**TASK OBJECTIVE**
Exclude all pictures, then copy each of the records exactly as written.

- - - -

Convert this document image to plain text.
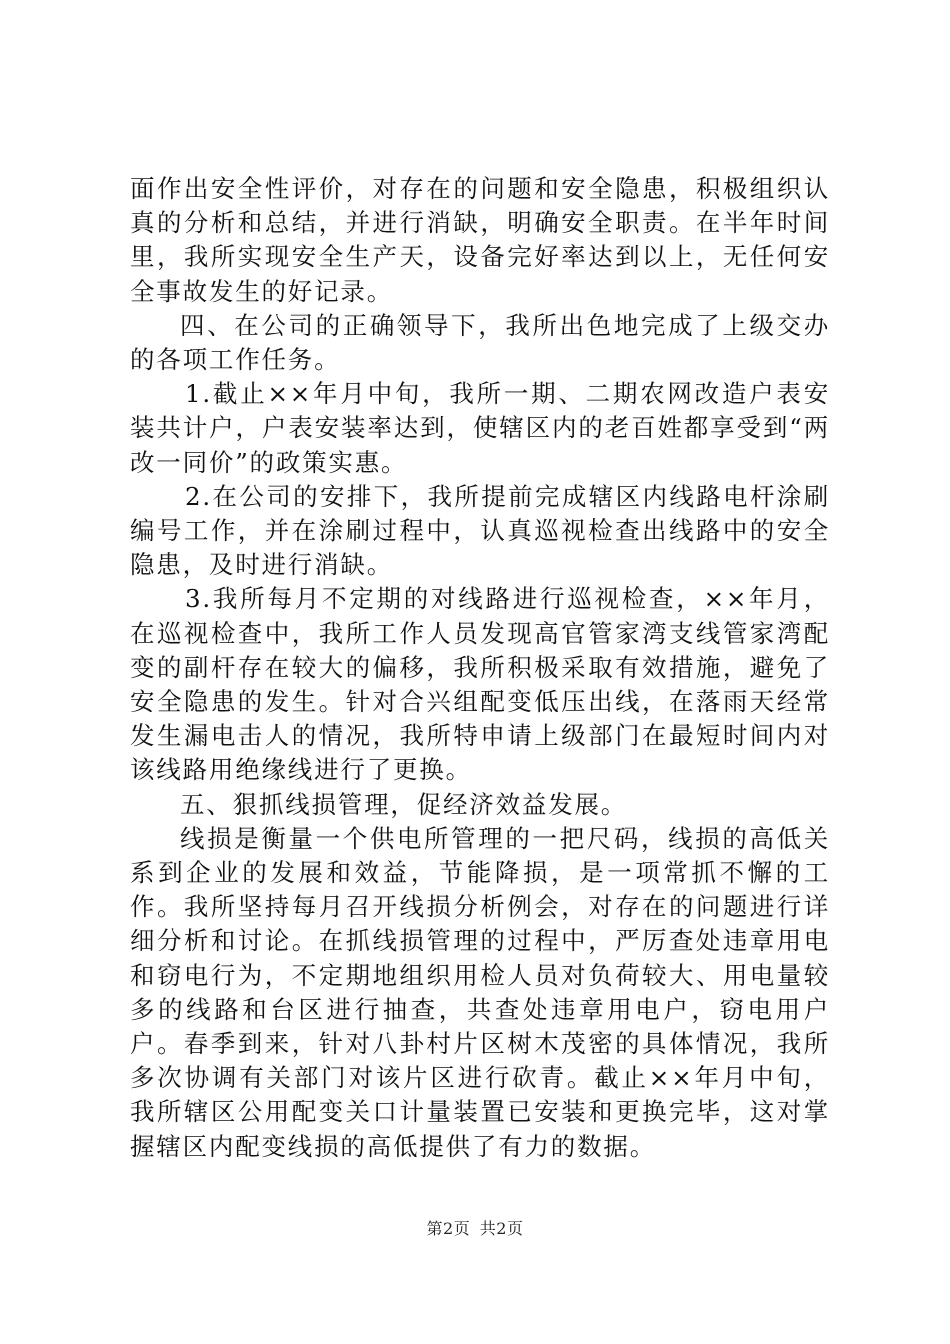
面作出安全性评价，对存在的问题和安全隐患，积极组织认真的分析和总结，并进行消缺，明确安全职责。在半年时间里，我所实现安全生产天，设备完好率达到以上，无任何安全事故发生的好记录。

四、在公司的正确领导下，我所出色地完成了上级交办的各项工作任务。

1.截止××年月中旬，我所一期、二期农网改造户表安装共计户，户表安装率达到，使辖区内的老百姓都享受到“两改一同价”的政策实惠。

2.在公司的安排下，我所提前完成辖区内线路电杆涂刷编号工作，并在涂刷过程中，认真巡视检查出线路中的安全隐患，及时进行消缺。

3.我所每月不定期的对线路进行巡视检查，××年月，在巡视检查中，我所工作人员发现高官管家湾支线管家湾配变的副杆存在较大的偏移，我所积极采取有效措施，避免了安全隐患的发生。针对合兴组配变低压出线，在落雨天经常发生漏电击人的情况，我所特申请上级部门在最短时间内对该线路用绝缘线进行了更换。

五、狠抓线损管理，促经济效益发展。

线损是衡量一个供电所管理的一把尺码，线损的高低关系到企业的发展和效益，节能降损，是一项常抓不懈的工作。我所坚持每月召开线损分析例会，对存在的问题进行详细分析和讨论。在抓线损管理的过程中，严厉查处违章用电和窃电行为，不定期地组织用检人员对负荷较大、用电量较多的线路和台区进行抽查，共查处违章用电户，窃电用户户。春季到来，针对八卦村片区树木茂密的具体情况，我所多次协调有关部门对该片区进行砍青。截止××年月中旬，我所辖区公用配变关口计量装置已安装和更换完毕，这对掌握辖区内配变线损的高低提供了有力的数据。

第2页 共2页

- - - -

**CORRECT OUTPUT**
Convert this document image to plain text.
面作出安全性评价，对存在的问题和安全隐患，积极组织认真的分析和总结，并进行消缺，明确安全职责。在半年时间里，我所实现安全生产天，设备完好率达到以上，无任何安全事故发生的好记录。

四、在公司的正确领导下，我所出色地完成了上级交办的各项工作任务。

1.截止××年月中旬，我所一期、二期农网改造户表安装共计户，户表安装率达到，使辖区内的老百姓都享受到“两改一同价”的政策实惠。

2.在公司的安排下，我所提前完成辖区内线路电杆涂刷编号工作，并在涂刷过程中，认真巡视检查出线路中的安全隐患，及时进行消缺。

3.我所每月不定期的对线路进行巡视检查，××年月，在巡视检查中，我所工作人员发现高官管家湾支线管家湾配变的副杆存在较大的偏移，我所积极采取有效措施，避免了安全隐患的发生。针对合兴组配变低压出线，在落雨天经常发生漏电击人的情况，我所特申请上级部门在最短时间内对该线路用绝缘线进行了更换。

五、狠抓线损管理，促经济效益发展。

线损是衡量一个供电所管理的一把尺码，线损的高低关系到企业的发展和效益，节能降损，是一项常抓不懈的工作。我所坚持每月召开线损分析例会，对存在的问题进行详细分析和讨论。在抓线损管理的过程中，严厉查处违章用电和窃电行为，不定期地组织用检人员对负荷较大、用电量较多的线路和台区进行抽查，共查处违章用电户，窃电用户户。春季到来，针对八卦村片区树木茂密的具体情况，我所多次协调有关部门对该片区进行砍青。截止××年月中旬，我所辖区公用配变关口计量装置已安装和更换完毕，这对掌握辖区内配变线损的高低提供了有力的数据。

第2页 共2页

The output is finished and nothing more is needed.